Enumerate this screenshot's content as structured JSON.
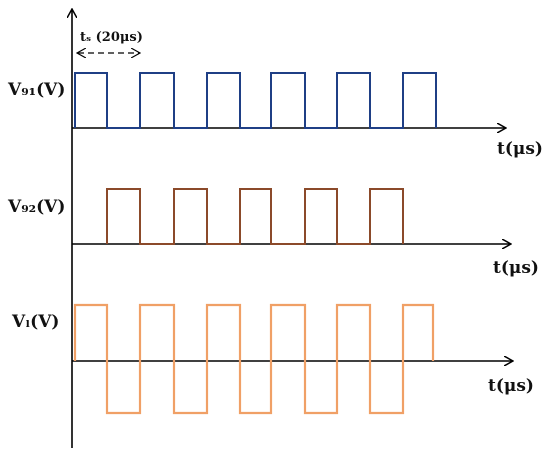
{
  "colors": {
    "axis": "#000000",
    "vg1": "#1f3f85",
    "vg2": "#8b4a2a",
    "vl": "#f0a066"
  },
  "period_label": "tₛ (20μs)",
  "plots": [
    {
      "y_label": "V₉₁(V)",
      "x_label": "t(μs)"
    },
    {
      "y_label": "V₉₂(V)",
      "x_label": "t(μs)"
    },
    {
      "y_label": "Vₗ(V)",
      "x_label": "t(μs)"
    }
  ]
}
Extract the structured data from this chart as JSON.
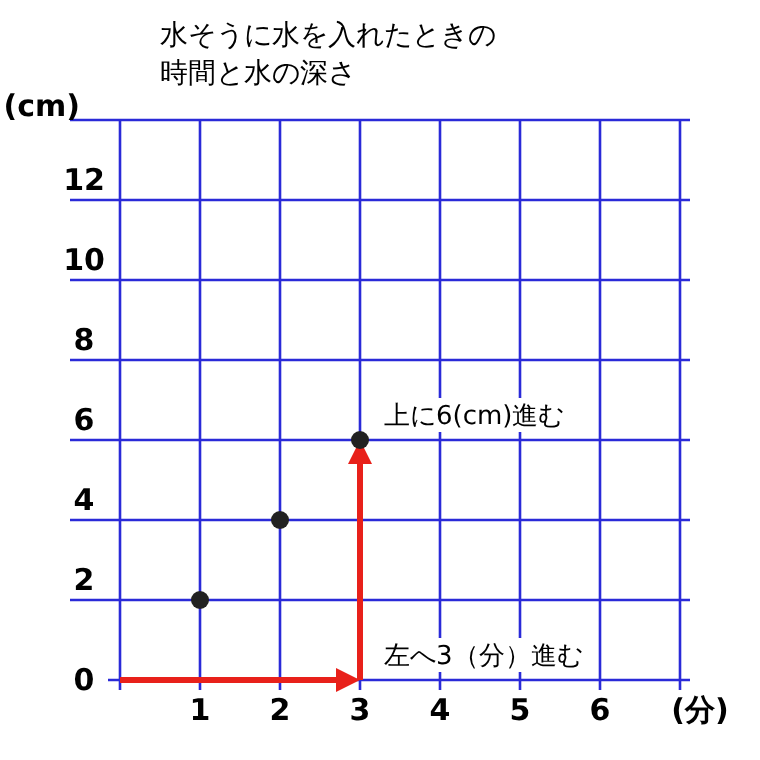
{
  "chart_data": {
    "type": "scatter",
    "title": "水そうに水を入れたときの時間と水の深さ",
    "xlabel": "(分)",
    "ylabel": "(cm)",
    "x": [
      1,
      2,
      3
    ],
    "series": [
      {
        "color": "#222222",
        "values": [
          2,
          4,
          6
        ]
      }
    ],
    "xlim": [
      0,
      7
    ],
    "xticks": [
      {
        "value": 0,
        "label": null
      },
      1,
      2,
      3,
      4,
      5,
      6,
      {
        "value": 7,
        "label": null
      }
    ],
    "ylim": [
      0,
      14
    ],
    "yticks": [
      0,
      2,
      4,
      6,
      8,
      10,
      12,
      {
        "value": 14,
        "label": null
      }
    ],
    "grid": true,
    "marker": "circle",
    "annotations": [
      {
        "text": "上に6(cm)進む",
        "x": 3,
        "y": 6
      },
      "左へ3（分）進む"
    ]
  }
}
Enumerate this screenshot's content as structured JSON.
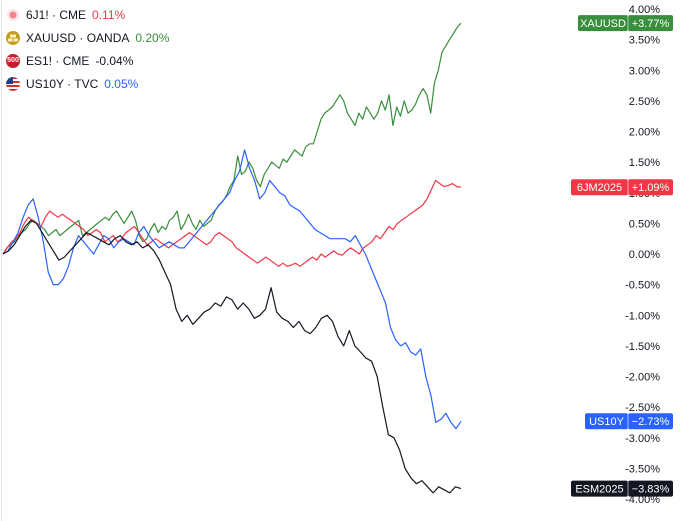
{
  "legend": [
    {
      "symbol": "6J1!",
      "exchange": "CME",
      "change": "0.11%",
      "color": "#f23645",
      "icon": "red-dot-icon"
    },
    {
      "symbol": "XAUUSD",
      "exchange": "OANDA",
      "change": "0.20%",
      "color": "#388e3c",
      "icon": "gold-bars-icon"
    },
    {
      "symbol": "ES1!",
      "exchange": "CME",
      "change": "-0.04%",
      "color": "#131722",
      "icon": "sp500-badge-icon",
      "badge_text": "500"
    },
    {
      "symbol": "US10Y",
      "exchange": "TVC",
      "change": "0.05%",
      "color": "#2962ff",
      "icon": "us-flag-icon"
    }
  ],
  "chart_data": {
    "type": "line",
    "ylim": [
      -4.0,
      4.0
    ],
    "y_ticks": [
      "4.00%",
      "3.50%",
      "3.00%",
      "2.50%",
      "2.00%",
      "1.50%",
      "1.00%",
      "0.50%",
      "0.00%",
      "-0.50%",
      "-1.00%",
      "-1.50%",
      "-2.00%",
      "-2.50%",
      "-3.00%",
      "-3.50%",
      "-4.00%"
    ],
    "grid": false,
    "series": [
      {
        "name": "XAUUSD",
        "color": "#388e3c",
        "tag_label": "XAUUSD",
        "tag_value": "+3.77%",
        "last": 3.77,
        "values": [
          0.0,
          0.1,
          0.15,
          0.2,
          0.3,
          0.35,
          0.4,
          0.5,
          0.55,
          0.5,
          0.45,
          0.4,
          0.3,
          0.35,
          0.4,
          0.3,
          0.35,
          0.4,
          0.45,
          0.5,
          0.55,
          0.3,
          0.35,
          0.4,
          0.45,
          0.5,
          0.55,
          0.6,
          0.55,
          0.65,
          0.7,
          0.6,
          0.5,
          0.6,
          0.7,
          0.55,
          0.3,
          0.2,
          0.25,
          0.4,
          0.5,
          0.35,
          0.45,
          0.4,
          0.55,
          0.6,
          0.7,
          0.4,
          0.5,
          0.65,
          0.5,
          0.4,
          0.55,
          0.45,
          0.5,
          0.55,
          0.7,
          0.8,
          0.85,
          0.95,
          1.1,
          1.2,
          1.6,
          1.3,
          1.35,
          1.5,
          1.4,
          1.2,
          1.1,
          1.3,
          1.4,
          1.5,
          1.45,
          1.4,
          1.55,
          1.5,
          1.6,
          1.7,
          1.65,
          1.6,
          1.75,
          1.8,
          1.8,
          2.0,
          2.2,
          2.3,
          2.35,
          2.4,
          2.5,
          2.6,
          2.5,
          2.3,
          2.2,
          2.1,
          2.3,
          2.2,
          2.4,
          2.3,
          2.2,
          2.3,
          2.5,
          2.35,
          2.6,
          2.1,
          2.4,
          2.25,
          2.5,
          2.3,
          2.35,
          2.45,
          2.6,
          2.7,
          2.6,
          2.3,
          2.8,
          3.0,
          3.3,
          3.4,
          3.5,
          3.6,
          3.7,
          3.77
        ]
      },
      {
        "name": "6JM2025",
        "color": "#f23645",
        "tag_label": "6JM2025",
        "tag_value": "+1.09%",
        "last": 1.09,
        "values": [
          0.0,
          0.1,
          0.2,
          0.25,
          0.35,
          0.5,
          0.6,
          0.55,
          0.5,
          0.45,
          0.6,
          0.7,
          0.65,
          0.6,
          0.65,
          0.6,
          0.55,
          0.5,
          0.45,
          0.4,
          0.3,
          0.35,
          0.4,
          0.35,
          0.2,
          0.25,
          0.3,
          0.2,
          0.25,
          0.35,
          0.4,
          0.45,
          0.35,
          0.25,
          0.15,
          0.2,
          0.25,
          0.2,
          0.15,
          0.1,
          0.15,
          0.2,
          0.25,
          0.3,
          0.35,
          0.3,
          0.25,
          0.2,
          0.15,
          0.2,
          0.3,
          0.35,
          0.3,
          0.25,
          0.2,
          0.1,
          0.05,
          0.0,
          -0.05,
          -0.1,
          -0.15,
          -0.1,
          -0.05,
          -0.1,
          -0.15,
          -0.2,
          -0.15,
          -0.2,
          -0.18,
          -0.15,
          -0.2,
          -0.15,
          -0.1,
          -0.05,
          -0.1,
          0.0,
          -0.05,
          0.0,
          0.05,
          0.0,
          -0.02,
          0.05,
          0.1,
          0.05,
          0.0,
          0.1,
          0.15,
          0.2,
          0.3,
          0.25,
          0.35,
          0.45,
          0.4,
          0.5,
          0.55,
          0.6,
          0.65,
          0.7,
          0.75,
          0.8,
          0.9,
          1.05,
          1.2,
          1.15,
          1.1,
          1.12,
          1.15,
          1.1,
          1.09
        ]
      },
      {
        "name": "US10Y",
        "color": "#2962ff",
        "tag_label": "US10Y",
        "tag_value": "−2.73%",
        "last": -2.73,
        "values": [
          0.0,
          0.05,
          0.2,
          0.35,
          0.6,
          0.8,
          0.9,
          0.6,
          0.2,
          -0.3,
          -0.5,
          -0.5,
          -0.4,
          -0.2,
          0.1,
          0.3,
          0.2,
          0.1,
          0.0,
          0.15,
          0.3,
          0.25,
          0.1,
          0.2,
          0.25,
          0.2,
          0.15,
          0.35,
          0.45,
          0.3,
          0.2,
          0.1,
          0.15,
          0.2,
          0.15,
          0.1,
          0.1,
          0.2,
          0.3,
          0.4,
          0.5,
          0.6,
          0.7,
          0.8,
          0.9,
          1.0,
          1.2,
          1.35,
          1.7,
          1.4,
          1.2,
          0.9,
          1.0,
          1.2,
          1.1,
          1.0,
          0.95,
          0.8,
          0.75,
          0.7,
          0.6,
          0.5,
          0.4,
          0.35,
          0.3,
          0.25,
          0.25,
          0.25,
          0.25,
          0.2,
          0.3,
          0.15,
          0.0,
          -0.2,
          -0.4,
          -0.6,
          -0.8,
          -1.2,
          -1.4,
          -1.5,
          -1.45,
          -1.6,
          -1.65,
          -1.55,
          -2.0,
          -2.3,
          -2.75,
          -2.7,
          -2.6,
          -2.75,
          -2.85,
          -2.73
        ]
      },
      {
        "name": "ESM2025",
        "color": "#131722",
        "tag_label": "ESM2025",
        "tag_value": "−3.83%",
        "last": -3.83,
        "values": [
          0.0,
          0.05,
          0.15,
          0.3,
          0.45,
          0.55,
          0.5,
          0.35,
          0.2,
          0.05,
          -0.1,
          -0.05,
          0.05,
          0.15,
          0.25,
          0.35,
          0.3,
          0.25,
          0.2,
          0.15,
          0.25,
          0.3,
          0.2,
          0.15,
          0.2,
          0.1,
          0.15,
          0.05,
          -0.1,
          -0.3,
          -0.5,
          -0.9,
          -1.1,
          -1.0,
          -1.15,
          -1.05,
          -0.95,
          -0.9,
          -0.8,
          -0.85,
          -0.7,
          -0.75,
          -0.9,
          -0.8,
          -0.9,
          -1.05,
          -1.0,
          -0.9,
          -0.55,
          -0.95,
          -1.05,
          -1.1,
          -1.2,
          -1.1,
          -1.25,
          -1.3,
          -1.2,
          -1.05,
          -1.0,
          -1.1,
          -1.35,
          -1.5,
          -1.25,
          -1.5,
          -1.6,
          -1.7,
          -1.75,
          -2.0,
          -2.5,
          -2.95,
          -3.0,
          -3.2,
          -3.5,
          -3.65,
          -3.75,
          -3.7,
          -3.8,
          -3.9,
          -3.8,
          -3.85,
          -3.9,
          -3.8,
          -3.83
        ]
      }
    ]
  }
}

+---+

What you will do: Copy down every line of the entries containing the word "icon".

Complete answer:
      "icon": "red-dot-icon"
      "icon": "gold-bars-icon"
      "icon": "sp500-badge-icon",
      "icon": "us-flag-icon"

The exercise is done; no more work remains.